DIRECTION >>
Copy every line of the data that includes the string "diagram".
(begin)
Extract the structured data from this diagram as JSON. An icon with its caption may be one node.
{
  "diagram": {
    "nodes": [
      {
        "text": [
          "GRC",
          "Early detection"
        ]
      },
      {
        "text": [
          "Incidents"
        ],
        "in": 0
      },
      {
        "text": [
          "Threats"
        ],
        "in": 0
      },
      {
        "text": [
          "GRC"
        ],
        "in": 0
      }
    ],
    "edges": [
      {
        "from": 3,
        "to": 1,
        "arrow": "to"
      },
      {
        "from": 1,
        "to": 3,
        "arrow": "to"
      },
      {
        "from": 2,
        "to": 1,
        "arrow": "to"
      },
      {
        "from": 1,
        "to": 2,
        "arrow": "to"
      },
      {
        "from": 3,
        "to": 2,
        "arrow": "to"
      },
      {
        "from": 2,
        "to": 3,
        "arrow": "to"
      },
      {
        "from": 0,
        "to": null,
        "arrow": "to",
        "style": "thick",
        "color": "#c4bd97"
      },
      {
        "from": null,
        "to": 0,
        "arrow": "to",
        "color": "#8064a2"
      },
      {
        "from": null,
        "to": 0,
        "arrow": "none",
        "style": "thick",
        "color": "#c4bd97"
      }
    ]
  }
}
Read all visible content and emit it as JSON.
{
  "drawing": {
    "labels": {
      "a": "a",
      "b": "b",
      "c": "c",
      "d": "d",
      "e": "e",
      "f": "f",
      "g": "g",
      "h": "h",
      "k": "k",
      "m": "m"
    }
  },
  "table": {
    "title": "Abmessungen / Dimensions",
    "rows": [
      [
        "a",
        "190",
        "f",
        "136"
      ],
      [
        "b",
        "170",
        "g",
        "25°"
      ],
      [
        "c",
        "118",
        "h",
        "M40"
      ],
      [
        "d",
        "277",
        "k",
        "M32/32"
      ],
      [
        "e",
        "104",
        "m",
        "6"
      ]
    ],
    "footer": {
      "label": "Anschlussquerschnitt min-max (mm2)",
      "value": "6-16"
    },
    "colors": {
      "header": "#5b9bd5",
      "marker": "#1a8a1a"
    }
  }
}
(end)
WRITTEN RESPONSE >>
Extract the structured data from this diagram as JSON. An icon with its caption may be one node.
  "diagram": {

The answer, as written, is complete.